TASK BRIEF: Copy every line that mentions the word "Давление".

DATA PROVIDED:
____

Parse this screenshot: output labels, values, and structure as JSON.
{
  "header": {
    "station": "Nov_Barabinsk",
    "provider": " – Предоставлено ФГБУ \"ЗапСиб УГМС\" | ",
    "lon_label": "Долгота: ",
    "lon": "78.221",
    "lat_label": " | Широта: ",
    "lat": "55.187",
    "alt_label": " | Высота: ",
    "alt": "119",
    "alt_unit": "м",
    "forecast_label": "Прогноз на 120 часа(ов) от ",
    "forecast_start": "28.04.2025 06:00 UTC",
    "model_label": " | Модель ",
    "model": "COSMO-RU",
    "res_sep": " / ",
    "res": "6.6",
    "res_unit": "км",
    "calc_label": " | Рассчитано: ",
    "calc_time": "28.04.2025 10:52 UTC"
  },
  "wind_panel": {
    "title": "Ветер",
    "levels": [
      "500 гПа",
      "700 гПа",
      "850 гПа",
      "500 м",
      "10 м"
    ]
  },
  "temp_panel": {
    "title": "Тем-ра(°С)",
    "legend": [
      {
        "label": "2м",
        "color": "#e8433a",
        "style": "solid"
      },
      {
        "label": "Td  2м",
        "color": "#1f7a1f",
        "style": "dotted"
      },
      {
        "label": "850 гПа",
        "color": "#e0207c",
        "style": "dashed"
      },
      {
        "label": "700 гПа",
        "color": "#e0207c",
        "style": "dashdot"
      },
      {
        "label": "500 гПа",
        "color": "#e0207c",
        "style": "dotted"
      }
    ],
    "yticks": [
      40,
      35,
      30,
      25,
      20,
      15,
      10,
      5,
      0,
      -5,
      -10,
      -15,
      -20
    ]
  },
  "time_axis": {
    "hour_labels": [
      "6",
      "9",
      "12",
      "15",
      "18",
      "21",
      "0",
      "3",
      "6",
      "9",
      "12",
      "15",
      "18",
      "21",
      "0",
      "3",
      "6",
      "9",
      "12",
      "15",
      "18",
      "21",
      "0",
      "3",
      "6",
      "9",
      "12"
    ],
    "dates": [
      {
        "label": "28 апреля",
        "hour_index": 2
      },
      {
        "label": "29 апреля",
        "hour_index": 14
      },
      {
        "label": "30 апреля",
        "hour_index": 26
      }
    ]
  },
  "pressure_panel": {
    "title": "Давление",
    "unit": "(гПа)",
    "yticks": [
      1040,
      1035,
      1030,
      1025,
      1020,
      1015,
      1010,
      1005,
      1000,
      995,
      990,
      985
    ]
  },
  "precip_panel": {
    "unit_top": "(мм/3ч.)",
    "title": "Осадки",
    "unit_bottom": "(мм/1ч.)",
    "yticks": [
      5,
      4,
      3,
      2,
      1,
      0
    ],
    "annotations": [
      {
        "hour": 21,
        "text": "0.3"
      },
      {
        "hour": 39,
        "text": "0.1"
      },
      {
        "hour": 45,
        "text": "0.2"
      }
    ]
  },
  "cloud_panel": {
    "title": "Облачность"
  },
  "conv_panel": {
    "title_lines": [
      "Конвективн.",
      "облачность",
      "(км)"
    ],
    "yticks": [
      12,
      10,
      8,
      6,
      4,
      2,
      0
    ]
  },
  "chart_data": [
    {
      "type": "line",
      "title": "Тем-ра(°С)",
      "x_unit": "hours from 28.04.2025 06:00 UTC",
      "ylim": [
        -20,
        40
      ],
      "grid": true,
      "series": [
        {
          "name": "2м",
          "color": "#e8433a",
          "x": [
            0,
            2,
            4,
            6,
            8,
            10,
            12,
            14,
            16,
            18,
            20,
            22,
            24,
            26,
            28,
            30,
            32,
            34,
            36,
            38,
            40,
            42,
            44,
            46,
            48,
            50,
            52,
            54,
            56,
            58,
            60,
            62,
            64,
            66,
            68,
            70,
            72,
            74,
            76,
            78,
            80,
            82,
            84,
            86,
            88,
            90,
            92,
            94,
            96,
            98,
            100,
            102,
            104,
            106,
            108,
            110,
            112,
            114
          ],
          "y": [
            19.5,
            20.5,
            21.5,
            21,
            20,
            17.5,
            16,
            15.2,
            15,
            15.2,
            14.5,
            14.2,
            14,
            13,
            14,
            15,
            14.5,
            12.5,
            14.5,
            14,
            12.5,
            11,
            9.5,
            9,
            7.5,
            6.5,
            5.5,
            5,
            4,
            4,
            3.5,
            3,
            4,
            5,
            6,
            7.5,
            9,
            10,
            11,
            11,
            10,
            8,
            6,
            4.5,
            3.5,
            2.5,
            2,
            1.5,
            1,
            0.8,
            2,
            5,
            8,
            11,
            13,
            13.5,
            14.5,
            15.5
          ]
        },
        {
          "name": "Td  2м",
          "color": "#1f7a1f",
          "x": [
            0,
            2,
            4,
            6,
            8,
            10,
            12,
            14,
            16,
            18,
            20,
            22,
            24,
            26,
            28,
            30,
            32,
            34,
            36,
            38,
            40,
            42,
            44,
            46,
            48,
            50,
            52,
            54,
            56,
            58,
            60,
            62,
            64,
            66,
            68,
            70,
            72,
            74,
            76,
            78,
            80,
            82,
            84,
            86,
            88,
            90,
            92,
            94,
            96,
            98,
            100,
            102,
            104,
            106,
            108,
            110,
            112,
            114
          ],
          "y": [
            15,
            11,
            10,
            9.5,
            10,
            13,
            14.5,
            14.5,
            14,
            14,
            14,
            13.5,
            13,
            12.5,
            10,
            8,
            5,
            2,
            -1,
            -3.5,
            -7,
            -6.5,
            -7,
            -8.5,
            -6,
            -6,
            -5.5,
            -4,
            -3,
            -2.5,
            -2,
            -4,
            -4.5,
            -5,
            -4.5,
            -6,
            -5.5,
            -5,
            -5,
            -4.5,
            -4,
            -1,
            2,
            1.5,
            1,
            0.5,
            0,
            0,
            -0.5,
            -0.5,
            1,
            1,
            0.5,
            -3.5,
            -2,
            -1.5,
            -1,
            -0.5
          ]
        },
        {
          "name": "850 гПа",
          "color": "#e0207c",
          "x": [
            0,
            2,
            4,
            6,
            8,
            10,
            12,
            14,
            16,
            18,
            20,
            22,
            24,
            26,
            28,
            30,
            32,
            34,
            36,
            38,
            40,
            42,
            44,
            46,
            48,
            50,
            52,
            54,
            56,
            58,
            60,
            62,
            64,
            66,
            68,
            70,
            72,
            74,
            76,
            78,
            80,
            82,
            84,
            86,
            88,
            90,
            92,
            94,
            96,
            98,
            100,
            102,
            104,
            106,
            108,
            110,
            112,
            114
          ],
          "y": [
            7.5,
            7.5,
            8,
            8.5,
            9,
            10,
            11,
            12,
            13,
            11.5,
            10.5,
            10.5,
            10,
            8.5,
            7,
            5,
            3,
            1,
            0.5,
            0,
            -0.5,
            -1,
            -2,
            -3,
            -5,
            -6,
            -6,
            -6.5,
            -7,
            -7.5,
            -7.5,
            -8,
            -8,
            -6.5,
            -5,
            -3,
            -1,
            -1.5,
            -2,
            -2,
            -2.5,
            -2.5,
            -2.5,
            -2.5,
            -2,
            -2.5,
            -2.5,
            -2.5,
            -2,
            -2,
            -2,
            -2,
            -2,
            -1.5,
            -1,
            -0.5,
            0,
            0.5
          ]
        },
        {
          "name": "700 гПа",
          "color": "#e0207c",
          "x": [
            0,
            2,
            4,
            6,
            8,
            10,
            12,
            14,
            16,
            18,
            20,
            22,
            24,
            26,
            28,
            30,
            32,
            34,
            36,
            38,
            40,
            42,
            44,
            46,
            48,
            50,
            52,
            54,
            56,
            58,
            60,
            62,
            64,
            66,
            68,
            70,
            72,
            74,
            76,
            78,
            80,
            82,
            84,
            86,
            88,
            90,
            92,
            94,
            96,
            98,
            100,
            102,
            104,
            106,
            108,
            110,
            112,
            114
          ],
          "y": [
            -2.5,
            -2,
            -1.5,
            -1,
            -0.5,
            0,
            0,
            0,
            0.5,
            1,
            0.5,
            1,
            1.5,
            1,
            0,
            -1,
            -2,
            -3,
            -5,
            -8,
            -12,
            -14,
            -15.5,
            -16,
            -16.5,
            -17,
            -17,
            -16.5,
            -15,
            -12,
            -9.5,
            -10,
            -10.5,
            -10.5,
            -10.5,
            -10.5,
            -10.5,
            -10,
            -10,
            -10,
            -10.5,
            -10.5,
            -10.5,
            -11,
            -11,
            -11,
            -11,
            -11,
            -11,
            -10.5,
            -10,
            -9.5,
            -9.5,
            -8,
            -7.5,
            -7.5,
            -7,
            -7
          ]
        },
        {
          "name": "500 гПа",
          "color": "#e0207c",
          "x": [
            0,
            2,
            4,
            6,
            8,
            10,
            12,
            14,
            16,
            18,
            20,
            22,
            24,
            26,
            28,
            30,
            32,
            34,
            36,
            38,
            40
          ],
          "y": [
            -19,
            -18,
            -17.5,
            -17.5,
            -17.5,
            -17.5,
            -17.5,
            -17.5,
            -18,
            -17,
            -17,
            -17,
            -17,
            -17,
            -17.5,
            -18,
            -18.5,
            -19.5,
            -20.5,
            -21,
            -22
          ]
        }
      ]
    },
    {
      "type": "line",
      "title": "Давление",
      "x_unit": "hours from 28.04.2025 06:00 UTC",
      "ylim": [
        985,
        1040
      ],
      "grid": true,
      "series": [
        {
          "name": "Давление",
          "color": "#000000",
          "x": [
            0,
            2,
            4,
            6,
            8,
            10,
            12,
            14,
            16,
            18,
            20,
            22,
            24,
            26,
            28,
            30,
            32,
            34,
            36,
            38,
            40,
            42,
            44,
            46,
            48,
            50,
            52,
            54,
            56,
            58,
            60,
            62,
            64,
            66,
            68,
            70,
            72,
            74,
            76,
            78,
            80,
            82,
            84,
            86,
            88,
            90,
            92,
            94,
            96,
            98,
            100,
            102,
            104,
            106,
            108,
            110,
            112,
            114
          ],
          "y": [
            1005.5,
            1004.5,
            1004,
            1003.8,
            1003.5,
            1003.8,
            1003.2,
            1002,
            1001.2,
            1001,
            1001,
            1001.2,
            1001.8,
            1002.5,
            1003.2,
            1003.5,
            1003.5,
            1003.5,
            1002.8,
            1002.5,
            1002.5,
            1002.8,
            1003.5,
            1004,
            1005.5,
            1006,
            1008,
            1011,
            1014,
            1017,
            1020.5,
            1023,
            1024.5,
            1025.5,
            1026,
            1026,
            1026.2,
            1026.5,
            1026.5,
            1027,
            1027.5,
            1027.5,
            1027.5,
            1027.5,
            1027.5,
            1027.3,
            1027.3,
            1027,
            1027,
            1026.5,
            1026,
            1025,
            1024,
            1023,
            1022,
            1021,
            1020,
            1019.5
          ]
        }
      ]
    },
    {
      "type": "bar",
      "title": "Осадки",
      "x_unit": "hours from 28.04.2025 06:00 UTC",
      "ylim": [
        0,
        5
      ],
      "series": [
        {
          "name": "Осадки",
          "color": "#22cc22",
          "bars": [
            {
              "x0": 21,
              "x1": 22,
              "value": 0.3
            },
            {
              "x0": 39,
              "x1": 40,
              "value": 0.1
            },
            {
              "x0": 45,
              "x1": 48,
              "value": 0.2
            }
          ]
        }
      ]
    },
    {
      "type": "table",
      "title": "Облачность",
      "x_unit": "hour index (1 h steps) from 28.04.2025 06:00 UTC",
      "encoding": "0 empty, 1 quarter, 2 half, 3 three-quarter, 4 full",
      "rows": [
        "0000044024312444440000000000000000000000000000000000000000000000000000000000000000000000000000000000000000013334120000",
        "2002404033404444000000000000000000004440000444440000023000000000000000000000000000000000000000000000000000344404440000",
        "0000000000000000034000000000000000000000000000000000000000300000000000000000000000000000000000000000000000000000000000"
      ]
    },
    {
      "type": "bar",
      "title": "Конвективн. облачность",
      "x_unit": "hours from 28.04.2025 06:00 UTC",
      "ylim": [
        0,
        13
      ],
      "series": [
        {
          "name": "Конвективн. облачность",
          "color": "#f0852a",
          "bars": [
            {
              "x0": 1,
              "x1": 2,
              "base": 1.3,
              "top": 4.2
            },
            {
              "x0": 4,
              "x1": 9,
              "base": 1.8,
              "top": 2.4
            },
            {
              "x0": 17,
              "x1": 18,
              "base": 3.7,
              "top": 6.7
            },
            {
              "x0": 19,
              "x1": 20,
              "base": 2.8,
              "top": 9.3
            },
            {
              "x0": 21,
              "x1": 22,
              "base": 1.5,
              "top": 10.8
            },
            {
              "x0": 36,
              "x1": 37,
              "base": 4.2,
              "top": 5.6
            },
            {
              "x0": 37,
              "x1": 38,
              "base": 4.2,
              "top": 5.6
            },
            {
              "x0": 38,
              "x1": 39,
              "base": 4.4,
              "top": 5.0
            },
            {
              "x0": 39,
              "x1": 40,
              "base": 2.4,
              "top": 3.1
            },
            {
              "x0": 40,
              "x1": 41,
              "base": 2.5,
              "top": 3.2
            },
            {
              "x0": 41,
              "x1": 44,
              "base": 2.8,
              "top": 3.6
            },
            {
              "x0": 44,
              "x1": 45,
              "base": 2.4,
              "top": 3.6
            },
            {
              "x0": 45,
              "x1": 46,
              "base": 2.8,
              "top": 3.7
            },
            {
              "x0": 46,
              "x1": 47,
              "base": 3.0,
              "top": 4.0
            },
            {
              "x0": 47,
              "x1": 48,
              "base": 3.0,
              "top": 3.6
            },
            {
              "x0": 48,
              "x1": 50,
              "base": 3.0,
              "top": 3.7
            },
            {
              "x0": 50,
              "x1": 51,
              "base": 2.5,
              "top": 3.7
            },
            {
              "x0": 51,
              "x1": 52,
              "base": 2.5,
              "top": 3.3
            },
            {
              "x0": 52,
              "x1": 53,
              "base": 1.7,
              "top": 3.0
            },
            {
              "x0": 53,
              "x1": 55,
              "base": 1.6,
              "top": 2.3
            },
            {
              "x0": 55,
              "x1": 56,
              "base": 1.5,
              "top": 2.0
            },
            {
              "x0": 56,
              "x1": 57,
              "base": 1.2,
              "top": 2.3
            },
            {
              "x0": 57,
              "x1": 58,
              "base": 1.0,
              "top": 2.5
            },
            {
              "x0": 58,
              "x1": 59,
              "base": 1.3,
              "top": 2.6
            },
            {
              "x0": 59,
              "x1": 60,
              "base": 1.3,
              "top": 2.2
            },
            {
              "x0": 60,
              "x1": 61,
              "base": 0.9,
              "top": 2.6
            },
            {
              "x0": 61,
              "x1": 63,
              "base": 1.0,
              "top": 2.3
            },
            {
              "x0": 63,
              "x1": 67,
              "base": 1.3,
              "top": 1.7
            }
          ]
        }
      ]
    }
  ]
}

____

WRITTEN SOLUTION:
    "title": "Давление",
      "title": "Давление",
          "name": "Давление",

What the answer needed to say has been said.